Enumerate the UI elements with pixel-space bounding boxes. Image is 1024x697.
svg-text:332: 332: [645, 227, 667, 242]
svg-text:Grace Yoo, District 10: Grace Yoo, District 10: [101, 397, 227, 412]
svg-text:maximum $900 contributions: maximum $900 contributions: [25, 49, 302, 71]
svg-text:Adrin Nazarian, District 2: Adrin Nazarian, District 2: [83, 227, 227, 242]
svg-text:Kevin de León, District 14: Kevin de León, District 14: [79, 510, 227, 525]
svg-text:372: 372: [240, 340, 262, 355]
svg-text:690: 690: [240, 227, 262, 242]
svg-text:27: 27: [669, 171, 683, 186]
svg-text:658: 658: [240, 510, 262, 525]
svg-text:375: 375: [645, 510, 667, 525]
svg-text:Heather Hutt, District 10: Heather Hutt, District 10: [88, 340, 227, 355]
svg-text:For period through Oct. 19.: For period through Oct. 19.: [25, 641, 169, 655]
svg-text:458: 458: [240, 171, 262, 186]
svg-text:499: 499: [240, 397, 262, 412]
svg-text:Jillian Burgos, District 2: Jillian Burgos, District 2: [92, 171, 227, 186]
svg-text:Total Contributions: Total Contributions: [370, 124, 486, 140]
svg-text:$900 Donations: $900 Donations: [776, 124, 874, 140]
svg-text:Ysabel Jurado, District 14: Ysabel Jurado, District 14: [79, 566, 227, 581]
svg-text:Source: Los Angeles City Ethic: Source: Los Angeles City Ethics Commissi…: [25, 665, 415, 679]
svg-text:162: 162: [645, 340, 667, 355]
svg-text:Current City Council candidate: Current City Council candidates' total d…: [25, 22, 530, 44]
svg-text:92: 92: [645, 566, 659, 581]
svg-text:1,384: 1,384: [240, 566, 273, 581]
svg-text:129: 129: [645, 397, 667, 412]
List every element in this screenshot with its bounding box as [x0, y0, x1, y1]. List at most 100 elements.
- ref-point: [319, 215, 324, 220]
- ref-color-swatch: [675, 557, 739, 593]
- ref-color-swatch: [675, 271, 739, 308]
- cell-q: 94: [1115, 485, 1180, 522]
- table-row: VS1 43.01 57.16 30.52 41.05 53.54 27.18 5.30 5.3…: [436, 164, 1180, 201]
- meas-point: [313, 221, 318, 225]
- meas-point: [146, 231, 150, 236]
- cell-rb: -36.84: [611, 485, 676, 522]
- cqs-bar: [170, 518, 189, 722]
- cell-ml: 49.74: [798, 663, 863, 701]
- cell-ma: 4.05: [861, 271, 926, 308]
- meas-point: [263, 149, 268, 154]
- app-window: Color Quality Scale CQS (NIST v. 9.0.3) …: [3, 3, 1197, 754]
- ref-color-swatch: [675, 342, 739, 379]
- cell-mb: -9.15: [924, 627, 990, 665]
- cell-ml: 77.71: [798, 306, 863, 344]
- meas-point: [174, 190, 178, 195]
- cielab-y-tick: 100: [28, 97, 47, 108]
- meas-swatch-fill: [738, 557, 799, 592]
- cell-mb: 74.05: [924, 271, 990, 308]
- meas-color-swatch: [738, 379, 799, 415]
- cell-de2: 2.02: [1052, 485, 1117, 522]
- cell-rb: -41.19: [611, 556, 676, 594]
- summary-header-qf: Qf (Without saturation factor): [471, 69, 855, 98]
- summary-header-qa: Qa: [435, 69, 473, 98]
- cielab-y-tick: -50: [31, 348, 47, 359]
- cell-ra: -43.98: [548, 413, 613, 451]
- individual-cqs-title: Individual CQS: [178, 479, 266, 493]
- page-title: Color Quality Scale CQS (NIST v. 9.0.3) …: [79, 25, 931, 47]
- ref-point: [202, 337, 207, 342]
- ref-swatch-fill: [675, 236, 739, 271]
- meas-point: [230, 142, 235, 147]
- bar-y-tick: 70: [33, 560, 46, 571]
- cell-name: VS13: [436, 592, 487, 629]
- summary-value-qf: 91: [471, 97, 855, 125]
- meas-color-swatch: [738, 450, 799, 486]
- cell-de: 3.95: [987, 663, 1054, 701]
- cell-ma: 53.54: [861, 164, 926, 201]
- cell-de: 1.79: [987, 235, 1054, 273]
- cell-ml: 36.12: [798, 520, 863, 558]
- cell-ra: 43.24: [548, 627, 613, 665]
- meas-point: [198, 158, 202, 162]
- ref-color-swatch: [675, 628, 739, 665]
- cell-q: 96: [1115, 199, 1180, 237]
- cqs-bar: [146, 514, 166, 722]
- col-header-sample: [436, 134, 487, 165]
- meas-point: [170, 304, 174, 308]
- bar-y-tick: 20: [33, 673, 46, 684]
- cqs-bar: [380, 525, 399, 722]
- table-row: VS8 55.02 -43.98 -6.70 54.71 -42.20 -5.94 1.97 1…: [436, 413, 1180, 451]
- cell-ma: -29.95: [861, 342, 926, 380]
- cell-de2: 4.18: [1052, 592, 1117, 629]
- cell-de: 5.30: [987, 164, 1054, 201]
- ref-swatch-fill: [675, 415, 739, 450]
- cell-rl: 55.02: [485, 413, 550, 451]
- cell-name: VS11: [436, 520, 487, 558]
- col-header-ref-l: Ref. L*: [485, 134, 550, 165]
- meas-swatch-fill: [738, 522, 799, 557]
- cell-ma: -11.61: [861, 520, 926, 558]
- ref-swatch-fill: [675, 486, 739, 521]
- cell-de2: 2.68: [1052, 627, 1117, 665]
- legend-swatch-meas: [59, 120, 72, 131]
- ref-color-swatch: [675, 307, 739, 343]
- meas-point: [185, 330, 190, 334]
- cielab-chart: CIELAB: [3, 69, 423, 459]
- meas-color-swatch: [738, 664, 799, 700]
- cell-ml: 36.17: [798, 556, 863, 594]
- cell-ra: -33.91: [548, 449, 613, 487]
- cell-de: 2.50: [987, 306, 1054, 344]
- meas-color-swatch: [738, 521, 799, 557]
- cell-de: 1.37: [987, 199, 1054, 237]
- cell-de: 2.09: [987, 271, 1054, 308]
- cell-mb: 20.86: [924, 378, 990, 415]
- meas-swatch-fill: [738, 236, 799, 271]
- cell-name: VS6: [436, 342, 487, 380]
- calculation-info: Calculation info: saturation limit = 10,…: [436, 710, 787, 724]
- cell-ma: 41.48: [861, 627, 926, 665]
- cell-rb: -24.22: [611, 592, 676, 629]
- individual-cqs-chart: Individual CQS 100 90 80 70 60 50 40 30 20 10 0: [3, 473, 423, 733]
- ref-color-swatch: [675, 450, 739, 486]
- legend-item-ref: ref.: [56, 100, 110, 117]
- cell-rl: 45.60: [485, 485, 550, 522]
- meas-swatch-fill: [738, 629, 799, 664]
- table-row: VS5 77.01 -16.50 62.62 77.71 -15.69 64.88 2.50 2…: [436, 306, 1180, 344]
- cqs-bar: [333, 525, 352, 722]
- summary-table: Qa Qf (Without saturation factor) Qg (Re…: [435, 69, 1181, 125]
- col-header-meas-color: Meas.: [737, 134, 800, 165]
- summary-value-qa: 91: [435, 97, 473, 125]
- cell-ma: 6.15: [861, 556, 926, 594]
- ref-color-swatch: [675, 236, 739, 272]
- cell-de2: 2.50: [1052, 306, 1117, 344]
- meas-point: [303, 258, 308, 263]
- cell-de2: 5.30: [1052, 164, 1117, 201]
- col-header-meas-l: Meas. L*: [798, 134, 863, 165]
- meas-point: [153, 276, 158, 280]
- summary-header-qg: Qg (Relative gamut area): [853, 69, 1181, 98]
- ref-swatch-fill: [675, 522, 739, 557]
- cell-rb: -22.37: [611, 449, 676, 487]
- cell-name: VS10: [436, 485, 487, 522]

* * * * *

Was verlangt wird ▸ Gib alle Zeilen oben Zeichen für Zeichen unverändert wieder.

Vollständige Antwort ▸
Enumerate the UI elements with pixel-space bounding boxes. Image is 1024x697.
svg-text:332: 332: [645, 227, 667, 242]
svg-text:Grace Yoo, District 10: Grace Yoo, District 10: [101, 397, 227, 412]
svg-text:maximum $900 contributions: maximum $900 contributions: [25, 49, 302, 71]
svg-text:Adrin Nazarian, District 2: Adrin Nazarian, District 2: [83, 227, 227, 242]
svg-text:Kevin de León, District 14: Kevin de León, District 14: [79, 510, 227, 525]
svg-text:372: 372: [240, 340, 262, 355]
svg-text:690: 690: [240, 227, 262, 242]
svg-text:27: 27: [669, 171, 683, 186]
svg-text:658: 658: [240, 510, 262, 525]
svg-text:375: 375: [645, 510, 667, 525]
svg-text:Heather Hutt, District 10: Heather Hutt, District 10: [88, 340, 227, 355]
svg-text:For period through Oct. 19.: For period through Oct. 19.: [25, 641, 169, 655]
svg-text:458: 458: [240, 171, 262, 186]
svg-text:499: 499: [240, 397, 262, 412]
svg-text:Jillian Burgos, District 2: Jillian Burgos, District 2: [92, 171, 227, 186]
svg-text:Total Contributions: Total Contributions: [370, 124, 486, 140]
svg-text:$900 Donations: $900 Donations: [776, 124, 874, 140]
svg-text:Ysabel Jurado, District 14: Ysabel Jurado, District 14: [79, 566, 227, 581]
svg-text:Source: Los Angeles City Ethic: Source: Los Angeles City Ethics Commissi…: [25, 665, 415, 679]
svg-text:162: 162: [645, 340, 667, 355]
svg-text:Current City Council candidate: Current City Council candidates' total d…: [25, 22, 530, 44]
svg-text:92: 92: [645, 566, 659, 581]
svg-text:1,384: 1,384: [240, 566, 273, 581]
svg-text:129: 129: [645, 397, 667, 412]
List every element in this screenshot with its bounding box as [x0, y0, x1, y1]. List at most 100 elements.
- ref-point: [319, 215, 324, 220]
- ref-color-swatch: [675, 557, 739, 593]
- ref-color-swatch: [675, 271, 739, 308]
- cell-q: 94: [1115, 485, 1180, 522]
- table-row: VS1 43.01 57.16 30.52 41.05 53.54 27.18 5.30 5.3…: [436, 164, 1180, 201]
- meas-point: [313, 221, 318, 225]
- meas-point: [146, 231, 150, 236]
- cell-rb: -36.84: [611, 485, 676, 522]
- cqs-bar: [170, 518, 189, 722]
- cell-ml: 49.74: [798, 663, 863, 701]
- cell-ma: 4.05: [861, 271, 926, 308]
- meas-point: [263, 149, 268, 154]
- app-window: Color Quality Scale CQS (NIST v. 9.0.3) …: [3, 3, 1197, 754]
- ref-color-swatch: [675, 342, 739, 379]
- cell-mb: -9.15: [924, 627, 990, 665]
- cell-ml: 77.71: [798, 306, 863, 344]
- meas-point: [174, 190, 178, 195]
- cielab-y-tick: 100: [28, 97, 47, 108]
- meas-swatch-fill: [738, 557, 799, 592]
- cell-mb: 74.05: [924, 271, 990, 308]
- meas-color-swatch: [738, 379, 799, 415]
- cell-de2: 2.02: [1052, 485, 1117, 522]
- cell-rb: -41.19: [611, 556, 676, 594]
- summary-header-qf: Qf (Without saturation factor): [471, 69, 855, 98]
- summary-header-qa: Qa: [435, 69, 473, 98]
- cielab-y-tick: -50: [31, 348, 47, 359]
- cell-ra: -43.98: [548, 413, 613, 451]
- individual-cqs-title: Individual CQS: [178, 479, 266, 493]
- page-title: Color Quality Scale CQS (NIST v. 9.0.3) …: [79, 25, 931, 47]
- ref-point: [202, 337, 207, 342]
- ref-swatch-fill: [675, 236, 739, 271]
- meas-point: [230, 142, 235, 147]
- bar-y-tick: 70: [33, 560, 46, 571]
- cell-name: VS13: [436, 592, 487, 629]
- summary-value-qf: 91: [471, 97, 855, 125]
- meas-color-swatch: [738, 450, 799, 486]
- cell-de: 3.95: [987, 663, 1054, 701]
- cell-ma: 53.54: [861, 164, 926, 201]
- cell-de: 1.79: [987, 235, 1054, 273]
- cell-ml: 36.12: [798, 520, 863, 558]
- cell-ra: 43.24: [548, 627, 613, 665]
- meas-point: [198, 158, 202, 162]
- ref-color-swatch: [675, 628, 739, 665]
- cell-q: 96: [1115, 199, 1180, 237]
- cqs-bar: [146, 514, 166, 722]
- col-header-sample: [436, 134, 487, 165]
- meas-point: [170, 304, 174, 308]
- bar-y-tick: 20: [33, 673, 46, 684]
- cqs-bar: [380, 525, 399, 722]
- table-row: VS8 55.02 -43.98 -6.70 54.71 -42.20 -5.94 1.97 1…: [436, 413, 1180, 451]
- cell-ma: -29.95: [861, 342, 926, 380]
- cell-de2: 4.18: [1052, 592, 1117, 629]
- cell-de: 5.30: [987, 164, 1054, 201]
- ref-swatch-fill: [675, 415, 739, 450]
- cell-rl: 55.02: [485, 413, 550, 451]
- cell-name: VS11: [436, 520, 487, 558]
- col-header-ref-l: Ref. L*: [485, 134, 550, 165]
- meas-swatch-fill: [738, 522, 799, 557]
- cell-ma: -11.61: [861, 520, 926, 558]
- ref-swatch-fill: [675, 486, 739, 521]
- cell-de2: 2.68: [1052, 627, 1117, 665]
- legend-swatch-meas: [59, 120, 72, 131]
- ref-color-swatch: [675, 307, 739, 343]
- meas-point: [185, 330, 190, 334]
- cielab-chart: CIELAB: [3, 69, 423, 459]
- meas-color-swatch: [738, 664, 799, 700]
- cell-ml: 36.17: [798, 556, 863, 594]
- cell-ra: -33.91: [548, 449, 613, 487]
- cell-de: 2.50: [987, 306, 1054, 344]
- meas-color-swatch: [738, 521, 799, 557]
- cell-de: 1.37: [987, 199, 1054, 237]
- cell-de: 2.09: [987, 271, 1054, 308]
- cell-mb: 20.86: [924, 378, 990, 415]
- meas-swatch-fill: [738, 236, 799, 271]
- cell-name: VS6: [436, 342, 487, 380]
- calculation-info: Calculation info: saturation limit = 10,…: [436, 710, 787, 724]
- cell-ma: 41.48: [861, 627, 926, 665]
- cell-rb: -24.22: [611, 592, 676, 629]
- individual-cqs-chart: Individual CQS 100 90 80 70 60 50 40 30 20 10 0: [3, 473, 423, 733]
- ref-color-swatch: [675, 450, 739, 486]
- legend-item-ref: ref.: [56, 100, 110, 117]
- cell-rl: 45.60: [485, 485, 550, 522]
- meas-swatch-fill: [738, 629, 799, 664]
- table-row: VS5 77.01 -16.50 62.62 77.71 -15.69 64.88 2.50 2…: [436, 306, 1180, 344]
- cqs-bar: [333, 525, 352, 722]
- summary-table: Qa Qf (Without saturation factor) Qg (Re…: [435, 69, 1181, 125]
- col-header-meas-color: Meas.: [737, 134, 800, 165]
- summary-value-qa: 91: [435, 97, 473, 125]
- cell-ma: 6.15: [861, 556, 926, 594]
- ref-color-swatch: [675, 236, 739, 272]
- cell-de2: 2.50: [1052, 306, 1117, 344]
- meas-point: [303, 258, 308, 263]
- cell-de2: 5.30: [1052, 164, 1117, 201]
- col-header-meas-l: Meas. L*: [798, 134, 863, 165]
- meas-point: [153, 276, 158, 280]
- summary-header-qg: Qg (Relative gamut area): [853, 69, 1181, 98]
- ref-swatch-fill: [675, 522, 739, 557]
- cell-rb: -22.37: [611, 449, 676, 487]
- cell-name: VS10: [436, 485, 487, 522]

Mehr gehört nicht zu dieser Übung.